# Start of The input
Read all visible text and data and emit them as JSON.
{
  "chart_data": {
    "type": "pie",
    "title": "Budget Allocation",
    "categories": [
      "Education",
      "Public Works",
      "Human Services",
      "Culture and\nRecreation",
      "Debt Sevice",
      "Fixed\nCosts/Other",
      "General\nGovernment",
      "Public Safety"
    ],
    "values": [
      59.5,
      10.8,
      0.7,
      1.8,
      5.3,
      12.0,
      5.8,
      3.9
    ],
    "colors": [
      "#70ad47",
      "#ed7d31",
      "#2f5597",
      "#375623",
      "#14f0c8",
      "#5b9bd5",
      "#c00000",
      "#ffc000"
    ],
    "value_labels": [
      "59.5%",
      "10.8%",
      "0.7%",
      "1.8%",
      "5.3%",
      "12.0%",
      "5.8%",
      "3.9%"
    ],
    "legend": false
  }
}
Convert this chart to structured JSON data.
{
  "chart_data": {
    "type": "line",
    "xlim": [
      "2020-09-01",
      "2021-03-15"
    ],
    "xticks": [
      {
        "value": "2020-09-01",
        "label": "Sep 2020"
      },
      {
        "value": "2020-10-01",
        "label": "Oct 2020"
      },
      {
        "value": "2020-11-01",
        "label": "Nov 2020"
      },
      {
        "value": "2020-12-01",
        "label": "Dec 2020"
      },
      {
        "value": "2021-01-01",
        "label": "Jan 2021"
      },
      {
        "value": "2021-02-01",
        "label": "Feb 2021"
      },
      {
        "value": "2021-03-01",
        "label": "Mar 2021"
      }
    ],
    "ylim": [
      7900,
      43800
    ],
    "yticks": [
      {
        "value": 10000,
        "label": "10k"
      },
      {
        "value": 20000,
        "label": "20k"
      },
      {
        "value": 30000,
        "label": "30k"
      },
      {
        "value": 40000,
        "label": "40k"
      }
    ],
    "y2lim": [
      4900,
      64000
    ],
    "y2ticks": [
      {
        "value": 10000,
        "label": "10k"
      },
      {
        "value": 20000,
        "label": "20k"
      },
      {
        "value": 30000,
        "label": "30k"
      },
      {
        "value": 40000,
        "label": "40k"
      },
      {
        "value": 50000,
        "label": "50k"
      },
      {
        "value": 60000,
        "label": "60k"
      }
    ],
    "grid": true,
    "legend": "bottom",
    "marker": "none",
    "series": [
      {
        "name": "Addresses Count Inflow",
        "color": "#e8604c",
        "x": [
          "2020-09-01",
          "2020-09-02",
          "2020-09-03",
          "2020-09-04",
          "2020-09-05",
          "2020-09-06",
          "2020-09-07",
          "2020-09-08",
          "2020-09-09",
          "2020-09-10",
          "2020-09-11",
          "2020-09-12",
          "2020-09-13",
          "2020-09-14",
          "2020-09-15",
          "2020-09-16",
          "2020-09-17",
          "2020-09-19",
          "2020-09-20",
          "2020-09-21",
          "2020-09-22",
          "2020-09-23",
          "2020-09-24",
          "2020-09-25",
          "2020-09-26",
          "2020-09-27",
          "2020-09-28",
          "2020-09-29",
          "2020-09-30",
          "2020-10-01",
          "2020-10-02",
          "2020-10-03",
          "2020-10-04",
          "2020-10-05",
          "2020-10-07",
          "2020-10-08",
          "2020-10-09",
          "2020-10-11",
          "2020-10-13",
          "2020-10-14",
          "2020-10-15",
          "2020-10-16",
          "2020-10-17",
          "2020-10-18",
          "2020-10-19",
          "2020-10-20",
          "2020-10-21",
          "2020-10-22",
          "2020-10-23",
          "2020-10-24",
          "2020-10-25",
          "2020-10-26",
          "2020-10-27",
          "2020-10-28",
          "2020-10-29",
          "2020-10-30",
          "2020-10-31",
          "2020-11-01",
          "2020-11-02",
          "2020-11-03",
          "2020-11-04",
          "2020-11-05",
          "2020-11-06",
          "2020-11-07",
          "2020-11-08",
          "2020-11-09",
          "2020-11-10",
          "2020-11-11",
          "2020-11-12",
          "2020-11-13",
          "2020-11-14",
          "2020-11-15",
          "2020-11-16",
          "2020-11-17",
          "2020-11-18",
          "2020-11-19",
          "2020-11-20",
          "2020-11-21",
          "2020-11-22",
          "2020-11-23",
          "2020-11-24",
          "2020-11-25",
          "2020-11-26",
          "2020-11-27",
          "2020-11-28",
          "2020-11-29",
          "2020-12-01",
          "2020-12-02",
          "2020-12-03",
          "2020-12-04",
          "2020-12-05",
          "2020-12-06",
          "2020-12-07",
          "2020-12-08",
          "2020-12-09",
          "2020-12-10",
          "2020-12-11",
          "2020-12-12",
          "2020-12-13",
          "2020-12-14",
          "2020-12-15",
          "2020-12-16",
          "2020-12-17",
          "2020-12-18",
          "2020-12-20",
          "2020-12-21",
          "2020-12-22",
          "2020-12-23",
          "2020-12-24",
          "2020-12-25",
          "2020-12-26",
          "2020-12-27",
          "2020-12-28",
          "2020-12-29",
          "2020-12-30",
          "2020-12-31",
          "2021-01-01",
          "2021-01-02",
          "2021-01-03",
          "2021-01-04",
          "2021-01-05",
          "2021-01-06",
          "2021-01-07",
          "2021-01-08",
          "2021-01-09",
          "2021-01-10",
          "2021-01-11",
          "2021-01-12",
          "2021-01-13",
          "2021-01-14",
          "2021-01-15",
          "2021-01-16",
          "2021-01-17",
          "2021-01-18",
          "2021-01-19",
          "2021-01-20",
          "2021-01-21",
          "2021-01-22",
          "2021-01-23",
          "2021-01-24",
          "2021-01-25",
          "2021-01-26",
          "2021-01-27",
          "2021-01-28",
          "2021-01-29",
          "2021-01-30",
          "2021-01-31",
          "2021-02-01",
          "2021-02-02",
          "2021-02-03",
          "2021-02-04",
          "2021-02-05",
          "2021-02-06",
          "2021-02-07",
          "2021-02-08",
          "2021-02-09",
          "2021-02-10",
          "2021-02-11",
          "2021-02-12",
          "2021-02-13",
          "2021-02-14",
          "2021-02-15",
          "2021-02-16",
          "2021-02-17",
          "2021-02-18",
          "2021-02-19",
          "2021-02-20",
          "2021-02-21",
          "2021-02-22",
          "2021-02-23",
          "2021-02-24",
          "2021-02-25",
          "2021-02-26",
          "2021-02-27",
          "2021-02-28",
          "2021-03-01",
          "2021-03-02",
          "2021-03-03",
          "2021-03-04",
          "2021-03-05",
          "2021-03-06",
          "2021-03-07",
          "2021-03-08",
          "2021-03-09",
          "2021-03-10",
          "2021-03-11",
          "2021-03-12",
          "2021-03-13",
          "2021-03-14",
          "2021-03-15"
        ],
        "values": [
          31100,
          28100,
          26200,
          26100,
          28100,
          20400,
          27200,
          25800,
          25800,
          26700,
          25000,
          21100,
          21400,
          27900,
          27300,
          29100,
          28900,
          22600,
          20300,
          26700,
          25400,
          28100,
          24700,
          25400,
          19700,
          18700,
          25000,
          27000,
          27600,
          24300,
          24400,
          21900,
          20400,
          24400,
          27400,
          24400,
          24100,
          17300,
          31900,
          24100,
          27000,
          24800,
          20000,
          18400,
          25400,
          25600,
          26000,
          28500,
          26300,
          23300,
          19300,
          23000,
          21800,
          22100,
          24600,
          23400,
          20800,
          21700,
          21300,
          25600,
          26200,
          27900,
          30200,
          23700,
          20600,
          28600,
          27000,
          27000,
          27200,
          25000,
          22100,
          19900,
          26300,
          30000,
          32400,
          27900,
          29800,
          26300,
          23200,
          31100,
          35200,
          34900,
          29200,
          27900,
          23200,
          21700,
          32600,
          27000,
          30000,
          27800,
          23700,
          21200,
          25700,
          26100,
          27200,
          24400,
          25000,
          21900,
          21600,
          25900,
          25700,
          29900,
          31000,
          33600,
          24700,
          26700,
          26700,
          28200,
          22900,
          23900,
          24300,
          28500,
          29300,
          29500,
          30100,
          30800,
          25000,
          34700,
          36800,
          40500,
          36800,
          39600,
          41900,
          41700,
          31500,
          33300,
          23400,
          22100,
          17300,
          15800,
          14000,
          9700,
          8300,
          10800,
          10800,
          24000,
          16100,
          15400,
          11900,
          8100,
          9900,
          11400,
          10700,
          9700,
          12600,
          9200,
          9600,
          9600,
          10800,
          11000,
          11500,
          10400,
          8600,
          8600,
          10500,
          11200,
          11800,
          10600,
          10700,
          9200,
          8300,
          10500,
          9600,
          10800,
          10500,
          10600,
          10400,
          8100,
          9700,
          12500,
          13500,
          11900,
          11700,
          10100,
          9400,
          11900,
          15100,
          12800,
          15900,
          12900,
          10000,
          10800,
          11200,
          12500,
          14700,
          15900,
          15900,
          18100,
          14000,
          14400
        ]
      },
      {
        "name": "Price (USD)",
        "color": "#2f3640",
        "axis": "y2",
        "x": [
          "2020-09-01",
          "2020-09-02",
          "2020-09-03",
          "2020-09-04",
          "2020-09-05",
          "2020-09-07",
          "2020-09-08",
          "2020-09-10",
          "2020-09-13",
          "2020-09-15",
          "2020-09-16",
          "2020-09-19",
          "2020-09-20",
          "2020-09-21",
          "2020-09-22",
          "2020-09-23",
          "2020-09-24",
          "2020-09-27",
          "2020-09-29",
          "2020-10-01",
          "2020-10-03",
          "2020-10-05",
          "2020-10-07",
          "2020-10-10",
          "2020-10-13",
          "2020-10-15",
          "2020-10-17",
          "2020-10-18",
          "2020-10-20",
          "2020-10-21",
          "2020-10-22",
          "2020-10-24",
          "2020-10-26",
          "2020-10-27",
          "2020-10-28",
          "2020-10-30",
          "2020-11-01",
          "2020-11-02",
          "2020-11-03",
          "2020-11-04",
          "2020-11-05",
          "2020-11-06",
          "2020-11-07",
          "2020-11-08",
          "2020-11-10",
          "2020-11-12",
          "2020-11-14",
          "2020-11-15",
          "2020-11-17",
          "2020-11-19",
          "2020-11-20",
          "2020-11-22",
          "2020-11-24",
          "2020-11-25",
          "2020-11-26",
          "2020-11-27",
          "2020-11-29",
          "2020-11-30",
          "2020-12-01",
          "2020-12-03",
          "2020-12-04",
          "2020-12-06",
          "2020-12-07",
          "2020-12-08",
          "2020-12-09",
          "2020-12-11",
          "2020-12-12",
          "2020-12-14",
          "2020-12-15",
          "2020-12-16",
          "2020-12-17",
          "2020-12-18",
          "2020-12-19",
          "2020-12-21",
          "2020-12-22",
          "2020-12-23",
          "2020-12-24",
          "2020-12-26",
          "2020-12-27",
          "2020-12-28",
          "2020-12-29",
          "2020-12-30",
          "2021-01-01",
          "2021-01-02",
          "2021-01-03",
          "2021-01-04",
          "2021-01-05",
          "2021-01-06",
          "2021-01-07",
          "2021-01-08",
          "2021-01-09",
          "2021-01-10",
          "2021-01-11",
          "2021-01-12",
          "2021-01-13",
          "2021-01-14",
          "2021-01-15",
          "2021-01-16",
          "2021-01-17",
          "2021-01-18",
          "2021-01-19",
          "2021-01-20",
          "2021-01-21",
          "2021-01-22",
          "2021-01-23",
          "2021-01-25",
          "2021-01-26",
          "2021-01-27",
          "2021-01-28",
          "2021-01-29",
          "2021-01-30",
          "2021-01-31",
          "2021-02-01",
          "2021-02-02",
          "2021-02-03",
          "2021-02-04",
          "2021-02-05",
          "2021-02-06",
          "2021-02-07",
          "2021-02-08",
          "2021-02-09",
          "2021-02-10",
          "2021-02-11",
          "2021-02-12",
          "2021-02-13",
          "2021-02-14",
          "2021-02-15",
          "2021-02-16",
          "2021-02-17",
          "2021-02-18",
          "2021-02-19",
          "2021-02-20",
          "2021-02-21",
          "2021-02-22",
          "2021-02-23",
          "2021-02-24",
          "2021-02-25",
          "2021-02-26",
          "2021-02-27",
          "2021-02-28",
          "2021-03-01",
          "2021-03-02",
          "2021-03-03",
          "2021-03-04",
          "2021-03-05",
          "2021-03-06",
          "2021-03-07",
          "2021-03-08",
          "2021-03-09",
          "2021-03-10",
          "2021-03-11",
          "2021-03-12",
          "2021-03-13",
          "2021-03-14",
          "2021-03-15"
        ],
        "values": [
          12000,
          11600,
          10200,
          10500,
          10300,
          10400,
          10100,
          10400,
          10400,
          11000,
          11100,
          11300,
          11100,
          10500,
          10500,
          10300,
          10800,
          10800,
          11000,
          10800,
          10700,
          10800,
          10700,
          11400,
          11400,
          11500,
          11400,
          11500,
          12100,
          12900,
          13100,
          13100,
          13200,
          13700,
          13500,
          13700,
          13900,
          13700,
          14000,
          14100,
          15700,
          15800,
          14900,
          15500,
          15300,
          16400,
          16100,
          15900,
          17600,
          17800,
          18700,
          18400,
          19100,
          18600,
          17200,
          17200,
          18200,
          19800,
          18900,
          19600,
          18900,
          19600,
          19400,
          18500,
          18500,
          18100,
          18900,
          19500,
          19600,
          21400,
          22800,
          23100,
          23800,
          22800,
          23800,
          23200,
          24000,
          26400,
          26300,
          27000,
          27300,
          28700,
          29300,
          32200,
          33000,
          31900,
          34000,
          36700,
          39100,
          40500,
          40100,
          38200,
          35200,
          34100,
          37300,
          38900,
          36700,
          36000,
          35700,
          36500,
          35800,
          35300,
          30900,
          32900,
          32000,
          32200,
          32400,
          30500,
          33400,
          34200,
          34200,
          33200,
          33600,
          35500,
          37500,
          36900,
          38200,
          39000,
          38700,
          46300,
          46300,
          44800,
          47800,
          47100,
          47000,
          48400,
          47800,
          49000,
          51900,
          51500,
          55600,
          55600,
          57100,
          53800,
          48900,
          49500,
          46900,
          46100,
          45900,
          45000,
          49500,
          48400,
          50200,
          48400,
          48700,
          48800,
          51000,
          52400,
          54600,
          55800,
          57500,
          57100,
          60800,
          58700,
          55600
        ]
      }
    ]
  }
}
# End of The input
Pull every line containing "JSON" out of the data above.

_Result of the task_
Read all visible text and data and emit them as JSON.
Convert this chart to structured JSON data.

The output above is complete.